* Start Data for this task *

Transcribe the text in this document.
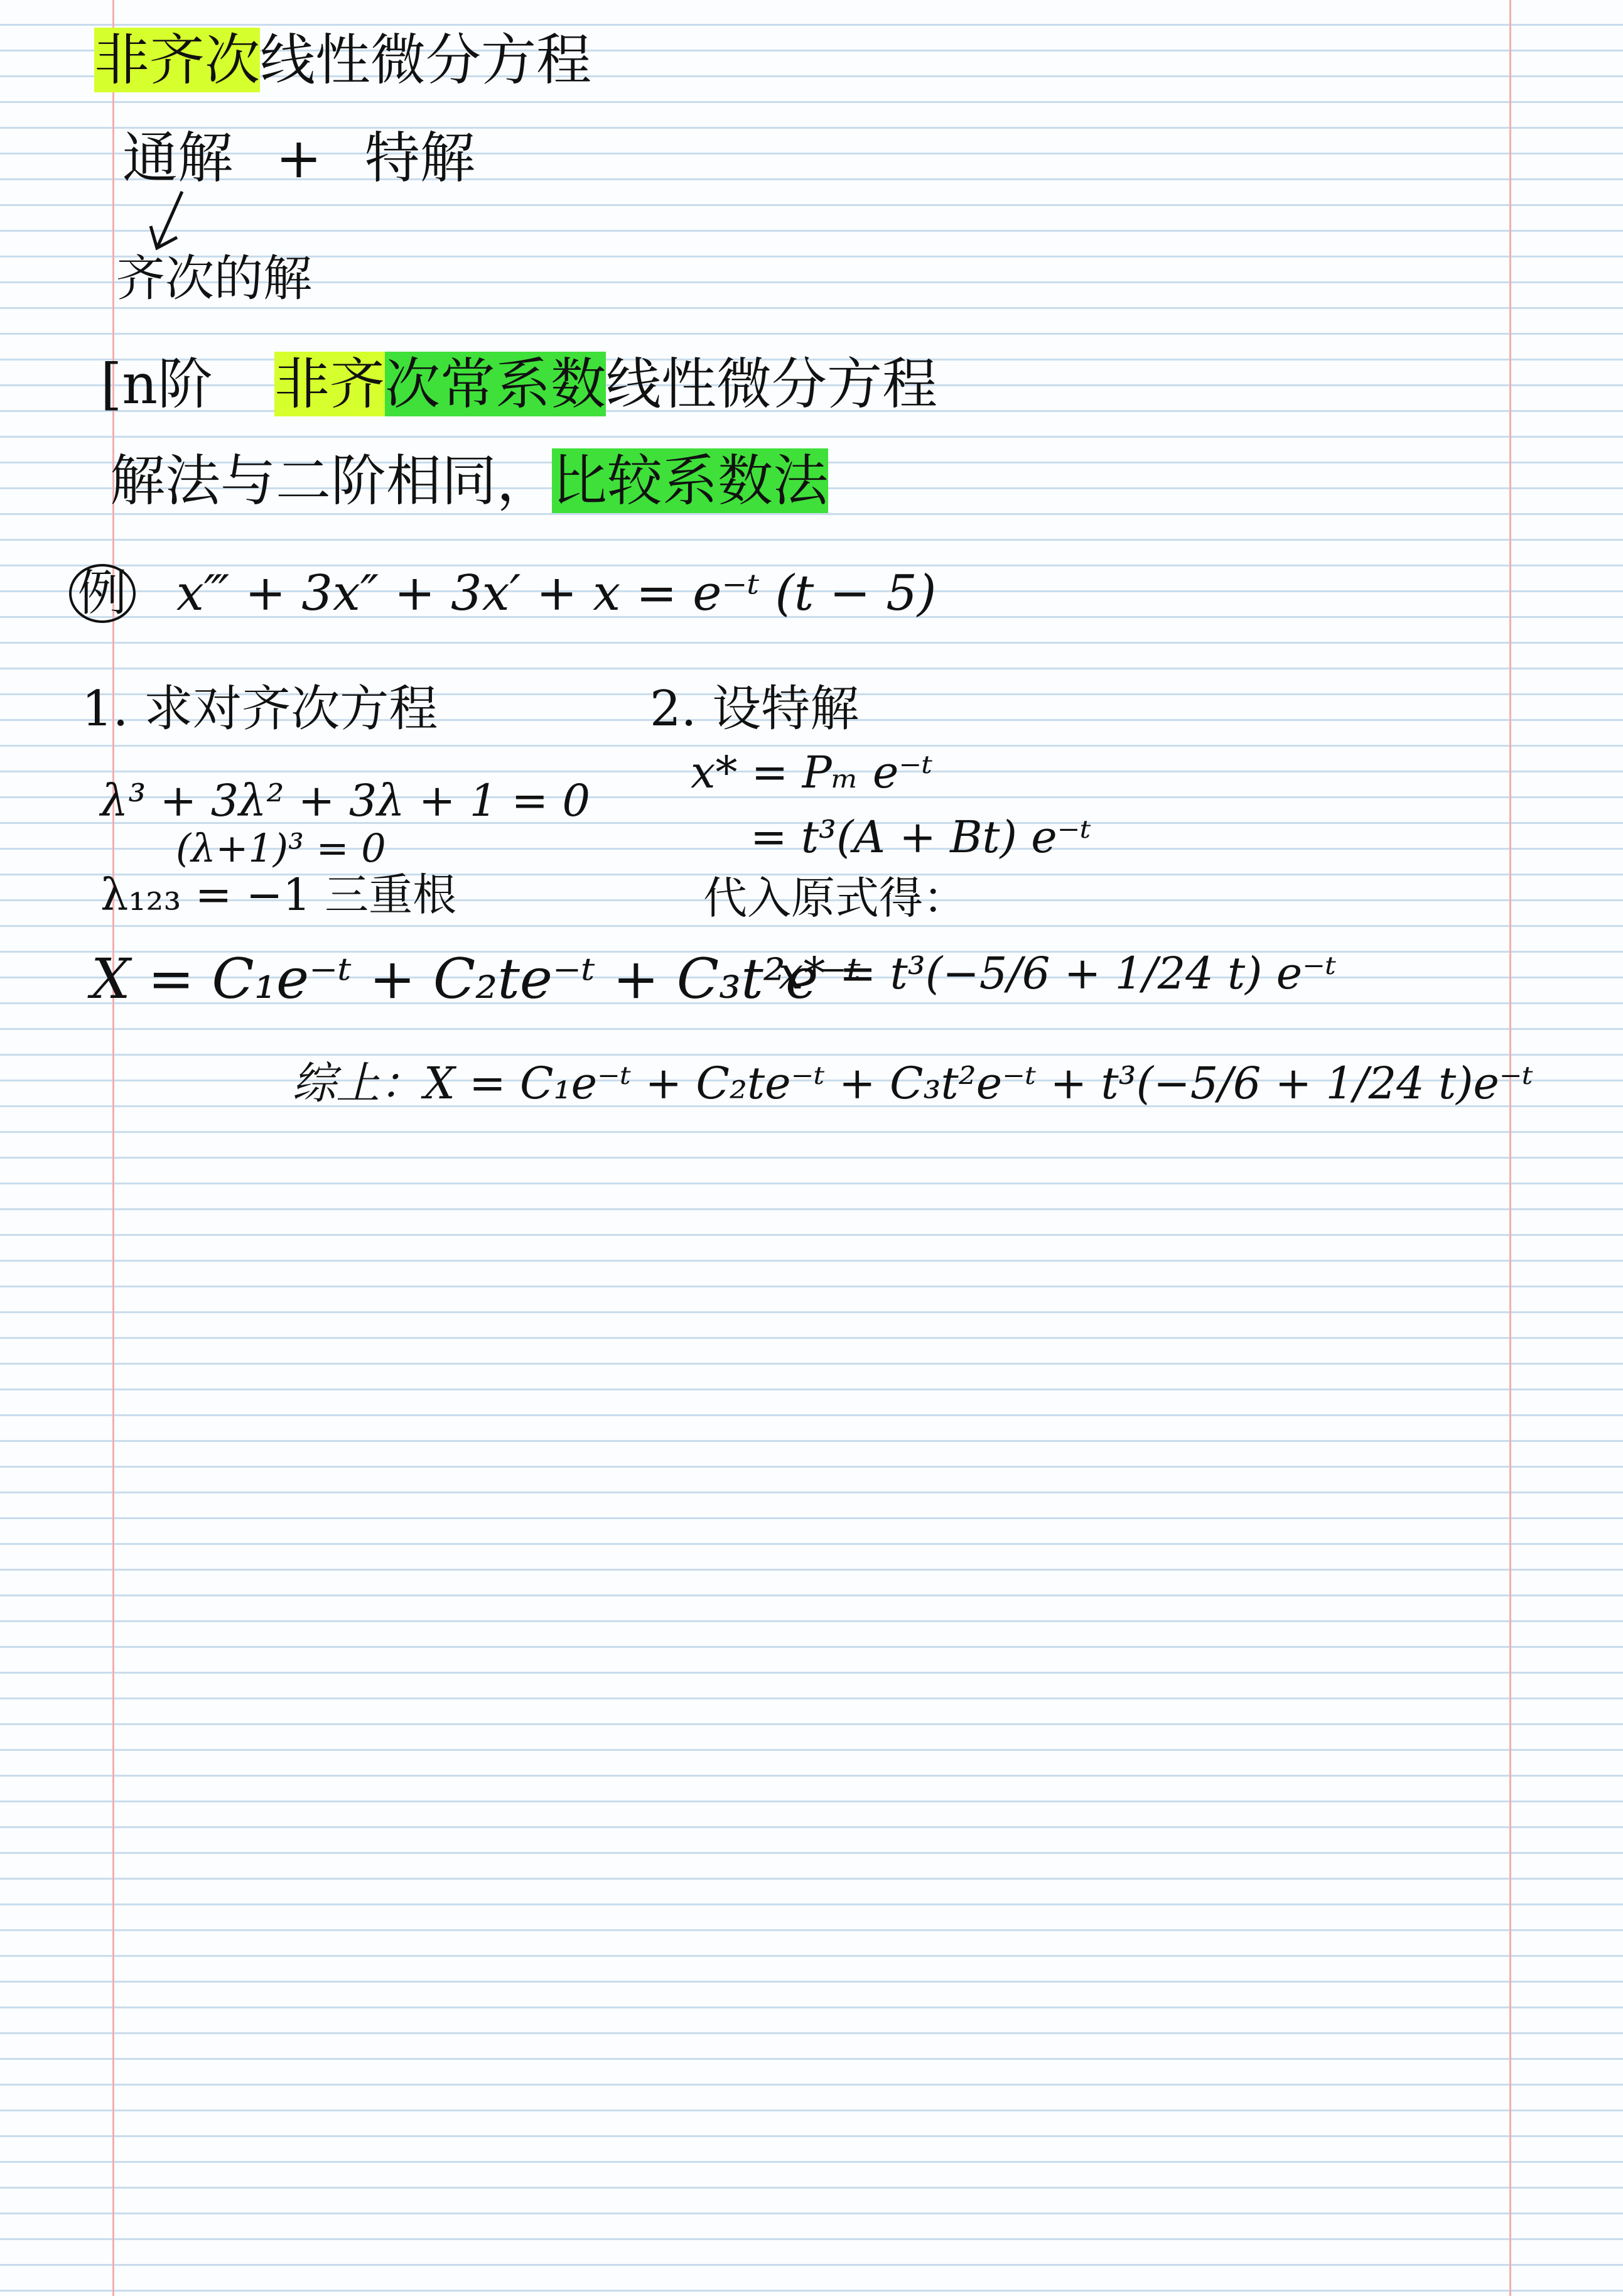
非齐次线性微分方程
通解 + 特解
齐次的解
[n阶 非齐次常系数线性微分方程
解法与二阶相同，比较系数法
例 x‴ + 3x″ + 3x′ + x = e⁻ᵗ (t − 5)
1. 求对齐次方程
λ³ + 3λ² + 3λ + 1 = 0
(λ+1)³ = 0
λ₁₂₃ = −1 三重根
X = C₁e⁻ᵗ + C₂te⁻ᵗ + C₃t²e⁻ᵗ
2. 设特解
x* = Pₘ e⁻ᵗ
= t³(A + Bt) e⁻ᵗ
代入原式得：
x* = t³(−5/6 + 1/24 t) e⁻ᵗ
综上：X = C₁e⁻ᵗ + C₂te⁻ᵗ + C₃t²e⁻ᵗ + t³(−5/6 + 1/24 t)e⁻ᵗ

* End Data for this task *

Set the pictures aside and transcribe the data above exactly.

Transcribe the text in this document.
非齐次线性微分方程
通解 + 特解
齐次的解
[n阶 非齐次常系数线性微分方程
解法与二阶相同，比较系数法
例 x‴ + 3x″ + 3x′ + x = e⁻ᵗ (t − 5)
1. 求对齐次方程
λ³ + 3λ² + 3λ + 1 = 0
(λ+1)³ = 0
λ₁₂₃ = −1 三重根
X = C₁e⁻ᵗ + C₂te⁻ᵗ + C₃t²e⁻ᵗ
2. 设特解
x* = Pₘ e⁻ᵗ
= t³(A + Bt) e⁻ᵗ
代入原式得：
x* = t³(−5/6 + 1/24 t) e⁻ᵗ
综上：X = C₁e⁻ᵗ + C₂te⁻ᵗ + C₃t²e⁻ᵗ + t³(−5/6 + 1/24 t)e⁻ᵗ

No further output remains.